--- Work to complete ---
Repeat the material verbatim. Images are excluded from the copy.

— START OF Record set —

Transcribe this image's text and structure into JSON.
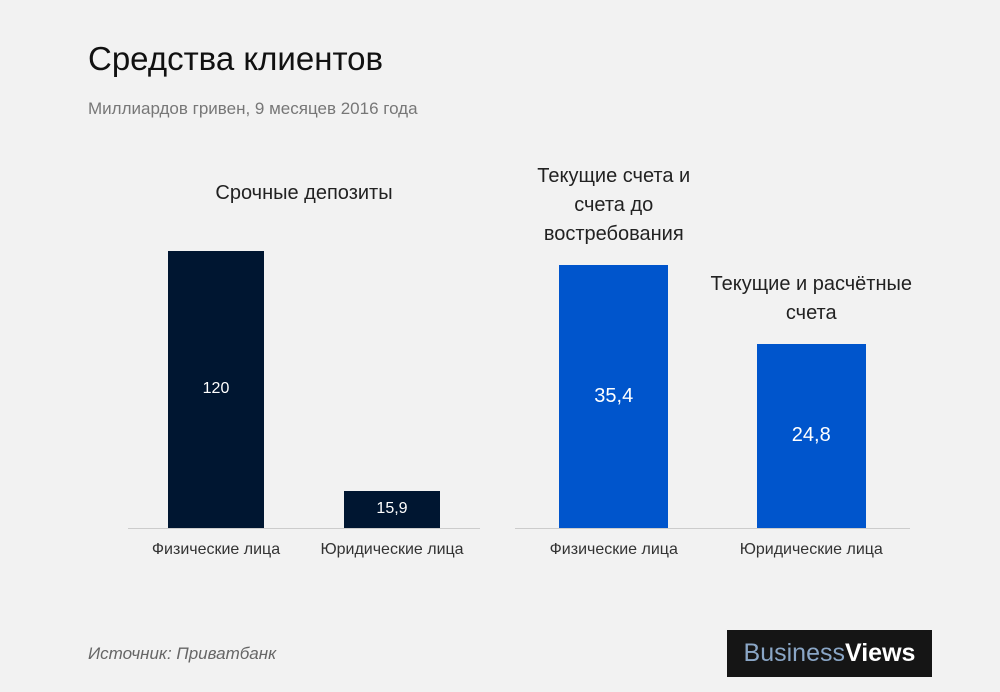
{
  "title": "Средства клиентов",
  "subtitle": "Миллиардов гривен, 9 месяцев 2016 года",
  "source": "Источник: Приватбанк",
  "logo": {
    "first": "Business",
    "second": "Views"
  },
  "chart_data": [
    {
      "type": "bar",
      "title": "Срочные депозиты",
      "categories": [
        "Физические лица",
        "Юридические лица"
      ],
      "values": [
        120,
        15.9
      ],
      "value_labels": [
        "120",
        "15,9"
      ],
      "color": "#001631"
    },
    {
      "type": "bar",
      "annotations": [
        "Текущие счета и счета до востребования",
        "Текущие и расчётные счета"
      ],
      "categories": [
        "Физические лица",
        "Юридические лица"
      ],
      "values": [
        35.4,
        24.8
      ],
      "value_labels": [
        "35,4",
        "24,8"
      ],
      "color": "#0055cc"
    }
  ]
}
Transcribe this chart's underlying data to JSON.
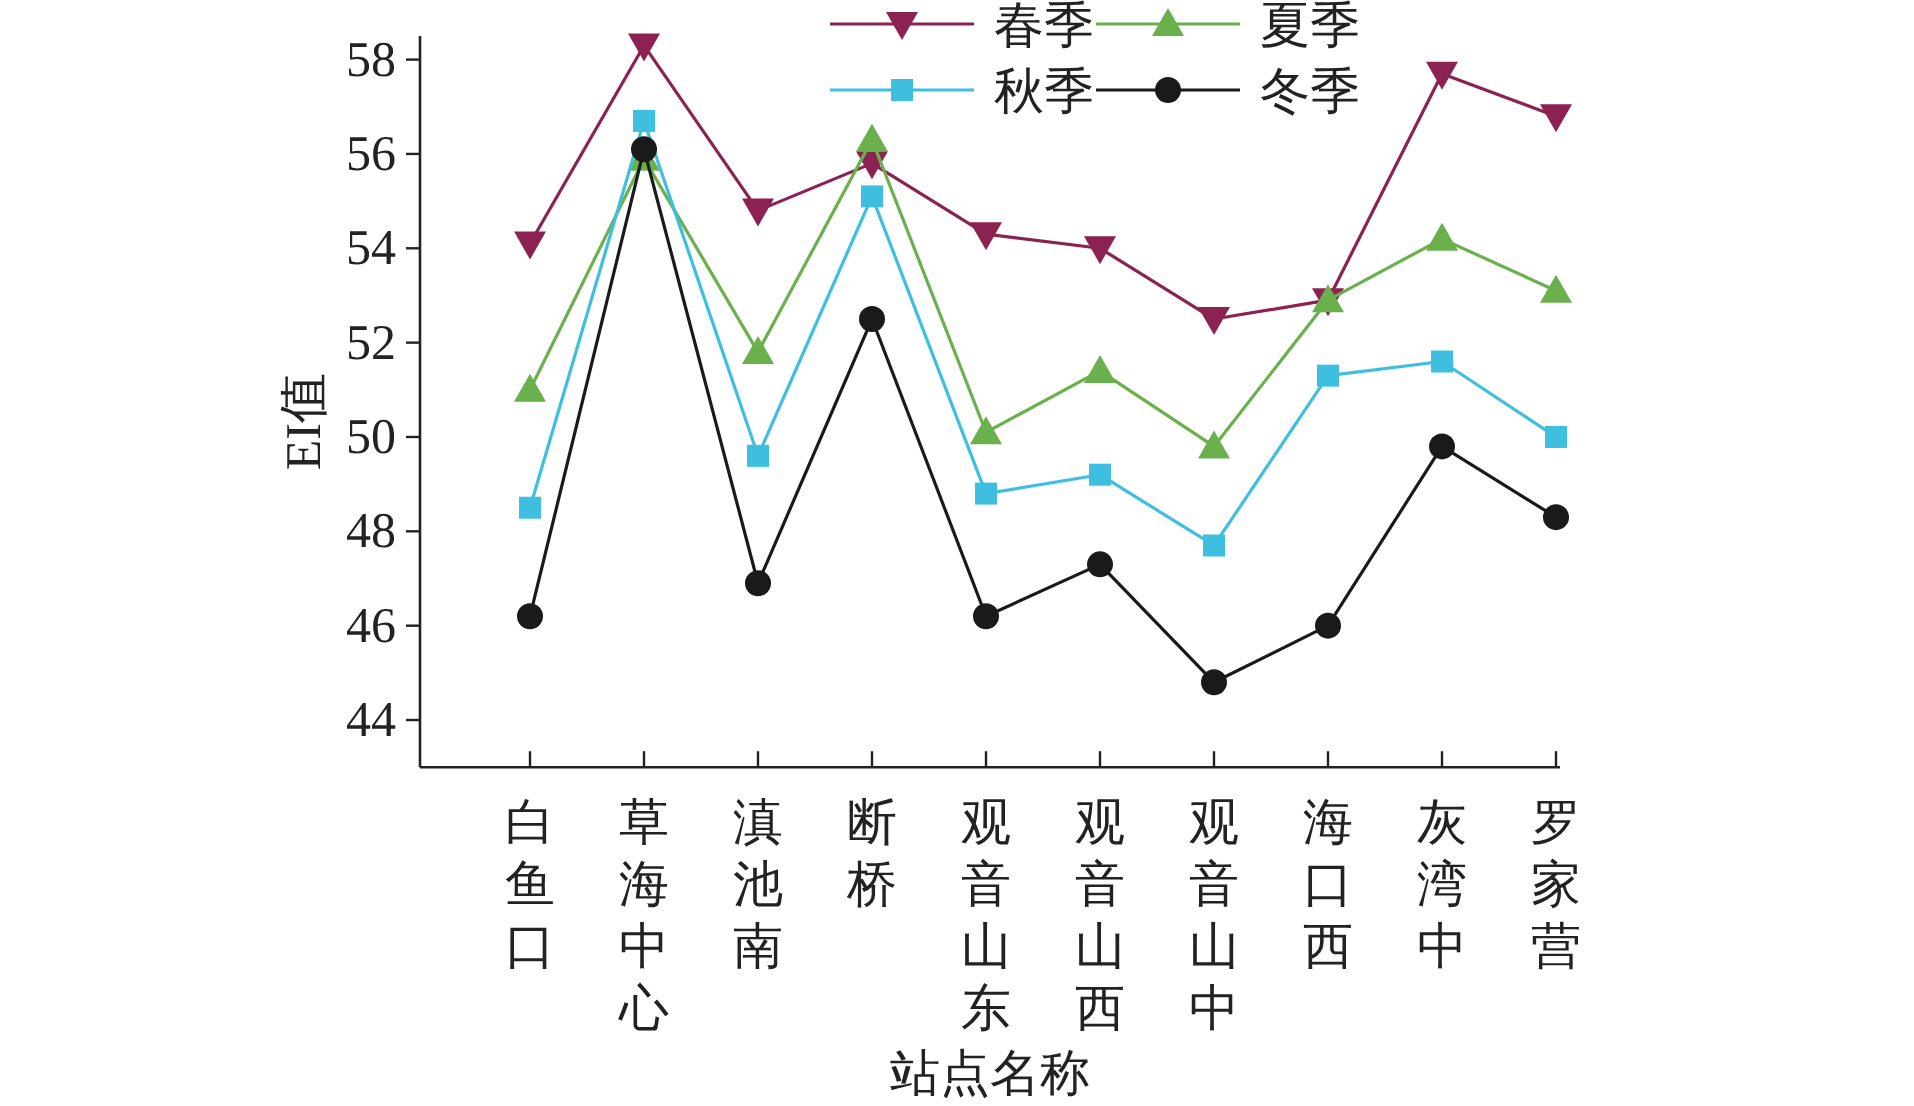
{
  "chart_data": {
    "type": "line",
    "xlabel": "站点名称",
    "ylabel": "EI值",
    "categories": [
      "白鱼口",
      "草海中心",
      "滇池南",
      "断桥",
      "观音山东",
      "观音山西",
      "观音山中",
      "海口西",
      "灰湾中",
      "罗家营"
    ],
    "series": [
      {
        "name": "春季",
        "color": "#8b2252",
        "marker": "triangle-down",
        "values": [
          54.1,
          58.3,
          54.8,
          55.8,
          54.3,
          54.0,
          52.5,
          52.9,
          57.7,
          56.8
        ]
      },
      {
        "name": "夏季",
        "color": "#6ab04c",
        "marker": "triangle",
        "values": [
          51.0,
          55.9,
          51.8,
          56.3,
          50.1,
          51.4,
          49.8,
          52.9,
          54.2,
          53.1
        ]
      },
      {
        "name": "秋季",
        "color": "#3fbfdf",
        "marker": "square",
        "values": [
          48.5,
          56.7,
          49.6,
          55.1,
          48.8,
          49.2,
          47.7,
          51.3,
          51.6,
          50.0
        ]
      },
      {
        "name": "冬季",
        "color": "#1a1a1a",
        "marker": "circle",
        "values": [
          46.2,
          56.1,
          46.9,
          52.5,
          46.2,
          47.3,
          44.8,
          46.0,
          49.8,
          48.3
        ]
      }
    ],
    "ylim": [
      43,
      58.5
    ],
    "yticks": [
      44,
      46,
      48,
      50,
      52,
      54,
      56,
      58
    ],
    "grid": false,
    "legend": "top right",
    "line_style": "solid"
  }
}
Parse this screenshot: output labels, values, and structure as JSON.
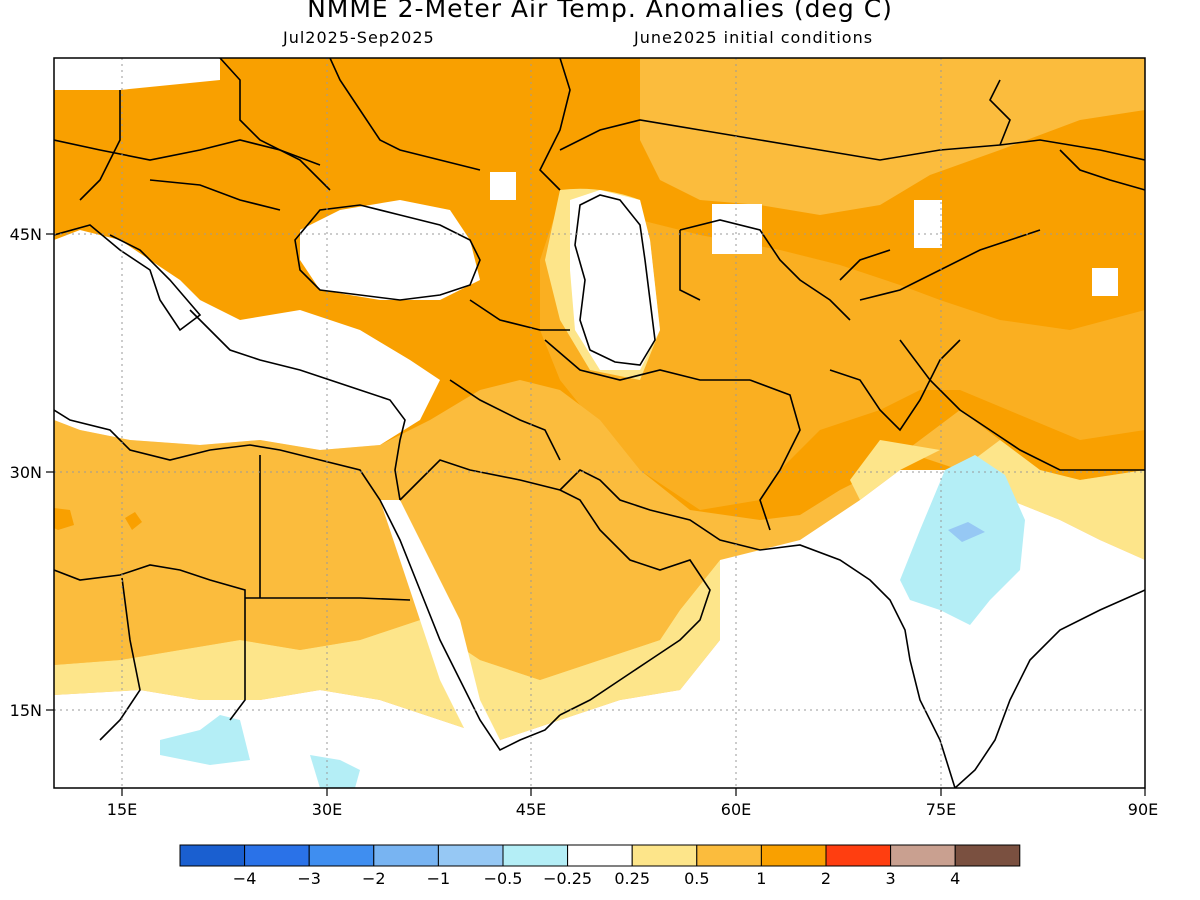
{
  "title": "NMME 2-Meter Air Temp. Anomalies (deg C)",
  "subtitle_left": "Jul2025-Sep2025",
  "subtitle_right": "June2025 initial conditions",
  "lon_labels": [
    "15E",
    "30E",
    "45E",
    "60E",
    "75E",
    "90E"
  ],
  "lat_labels": [
    "45N",
    "30N",
    "15N"
  ],
  "colorbar": {
    "colors": [
      "#1a5fd0",
      "#2a72e8",
      "#3f8ef0",
      "#78b4f2",
      "#96c8f4",
      "#b4eef6",
      "#ffffff",
      "#fde58a",
      "#fbbc3d",
      "#f9a000",
      "#ff3e10",
      "#c9a090",
      "#7a5040"
    ],
    "labels": [
      "-4",
      "-3",
      "-2",
      "-1",
      "-0.5",
      "-0.25",
      "0.25",
      "0.5",
      "1",
      "2",
      "3",
      "4"
    ]
  },
  "legend_colors": {
    "white": "#ffffff",
    "pale": "#fde58a",
    "light_orange": "#fbbc3d",
    "orange": "#f9a000",
    "light_blue": "#b4eef6",
    "blue": "#96c8f4"
  }
}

— END OF Record set —

--- Output ---
Transcribe this image's text and structure into JSON.
{
  "title": "Средства клиентов",
  "subtitle": "Миллиардов гривен, 9 месяцев 2016 года",
  "source": "Источник: Приватбанк",
  "logo": {
    "first": "Business",
    "second": "Views"
  },
  "chart_data": [
    {
      "type": "bar",
      "title": "Срочные депозиты",
      "categories": [
        "Физические лица",
        "Юридические лица"
      ],
      "values": [
        120,
        15.9
      ],
      "value_labels": [
        "120",
        "15,9"
      ],
      "color": "#001631"
    },
    {
      "type": "bar",
      "annotations": [
        "Текущие счета и счета до востребования",
        "Текущие и расчётные счета"
      ],
      "categories": [
        "Физические лица",
        "Юридические лица"
      ],
      "values": [
        35.4,
        24.8
      ],
      "value_labels": [
        "35,4",
        "24,8"
      ],
      "color": "#0055cc"
    }
  ]
}
Transcribe this chart's underlying data to JSON.
{
  "chart_data": {
    "type": "line",
    "xlabel": "站点名称",
    "ylabel": "EI值",
    "categories": [
      "白鱼口",
      "草海中心",
      "滇池南",
      "断桥",
      "观音山东",
      "观音山西",
      "观音山中",
      "海口西",
      "灰湾中",
      "罗家营"
    ],
    "series": [
      {
        "name": "春季",
        "color": "#8b2252",
        "marker": "triangle-down",
        "values": [
          54.1,
          58.3,
          54.8,
          55.8,
          54.3,
          54.0,
          52.5,
          52.9,
          57.7,
          56.8
        ]
      },
      {
        "name": "夏季",
        "color": "#6ab04c",
        "marker": "triangle",
        "values": [
          51.0,
          55.9,
          51.8,
          56.3,
          50.1,
          51.4,
          49.8,
          52.9,
          54.2,
          53.1
        ]
      },
      {
        "name": "秋季",
        "color": "#3fbfdf",
        "marker": "square",
        "values": [
          48.5,
          56.7,
          49.6,
          55.1,
          48.8,
          49.2,
          47.7,
          51.3,
          51.6,
          50.0
        ]
      },
      {
        "name": "冬季",
        "color": "#1a1a1a",
        "marker": "circle",
        "values": [
          46.2,
          56.1,
          46.9,
          52.5,
          46.2,
          47.3,
          44.8,
          46.0,
          49.8,
          48.3
        ]
      }
    ],
    "ylim": [
      43,
      58.5
    ],
    "yticks": [
      44,
      46,
      48,
      50,
      52,
      54,
      56,
      58
    ],
    "grid": false,
    "legend": "top right",
    "line_style": "solid"
  }
}
Parse this screenshot: output labels, values, and structure as JSON.
{
  "title": "NMME 2-Meter Air Temp. Anomalies (deg C)",
  "subtitle_left": "Jul2025-Sep2025",
  "subtitle_right": "June2025 initial conditions",
  "lon_labels": [
    "15E",
    "30E",
    "45E",
    "60E",
    "75E",
    "90E"
  ],
  "lat_labels": [
    "45N",
    "30N",
    "15N"
  ],
  "colorbar": {
    "colors": [
      "#1a5fd0",
      "#2a72e8",
      "#3f8ef0",
      "#78b4f2",
      "#96c8f4",
      "#b4eef6",
      "#ffffff",
      "#fde58a",
      "#fbbc3d",
      "#f9a000",
      "#ff3e10",
      "#c9a090",
      "#7a5040"
    ],
    "labels": [
      "-4",
      "-3",
      "-2",
      "-1",
      "-0.5",
      "-0.25",
      "0.25",
      "0.5",
      "1",
      "2",
      "3",
      "4"
    ]
  },
  "legend_colors": {
    "white": "#ffffff",
    "pale": "#fde58a",
    "light_orange": "#fbbc3d",
    "orange": "#f9a000",
    "light_blue": "#b4eef6",
    "blue": "#96c8f4"
  }
}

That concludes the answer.